= What you have to do =
Collect every line of the data below that contains the string "scale", and reproduce each one in full.

= Data entries =

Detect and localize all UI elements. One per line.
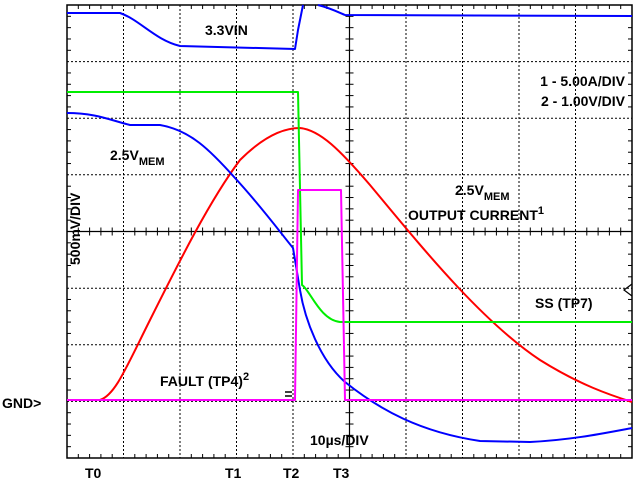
time-marker: T3 — [333, 465, 350, 481]
current-text: 2.5V — [455, 182, 484, 198]
vin-trace — [67, 4, 633, 50]
current-sub: MEM — [484, 191, 510, 203]
current-line2: OUTPUT CURRENT — [408, 207, 538, 223]
fault-sup: 2 — [243, 371, 249, 383]
vmem-text: 2.5V — [110, 147, 139, 163]
current-sup: 1 — [538, 205, 544, 217]
time-marker: T0 — [85, 465, 102, 481]
vmem-label: 2.5VMEM — [110, 147, 164, 168]
timebase-label: 10µs/DIV — [310, 432, 369, 448]
current-label: 2.5VMEM — [455, 182, 509, 203]
gnd-label: GND> — [2, 395, 41, 411]
time-marker: T1 — [225, 465, 242, 481]
current-trace — [67, 127, 633, 403]
fault-trace — [67, 189, 632, 401]
vmem-sub: MEM — [139, 156, 165, 168]
fault-label: FAULT (TP4)2 — [160, 371, 249, 389]
scale-label: 2 - 1.00V/DIV — [541, 93, 626, 109]
ss-trace — [67, 91, 632, 323]
grid — [67, 5, 632, 458]
ss-label: SS (TP7) — [535, 295, 593, 311]
vertical-scale: 500mV/DIV — [67, 192, 83, 265]
current-label-2: OUTPUT CURRENT1 — [408, 205, 544, 223]
frame — [66, 4, 633, 459]
time-marker: T2 — [283, 465, 300, 481]
vin-label: 3.3VIN — [205, 22, 248, 38]
scale-label: 1 - 5.00A/DIV — [540, 73, 625, 89]
trigger-marker — [623, 283, 633, 297]
fault-text: FAULT (TP4) — [160, 373, 243, 389]
vmem-trace — [66, 112, 633, 443]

= Worked solution =
scale-label: 2 - 1.00V/DIV — [541, 93, 626, 109]
vertical-scale: 500mV/DIV — [67, 192, 83, 265]
scale-label: 1 - 5.00A/DIV — [540, 73, 625, 89]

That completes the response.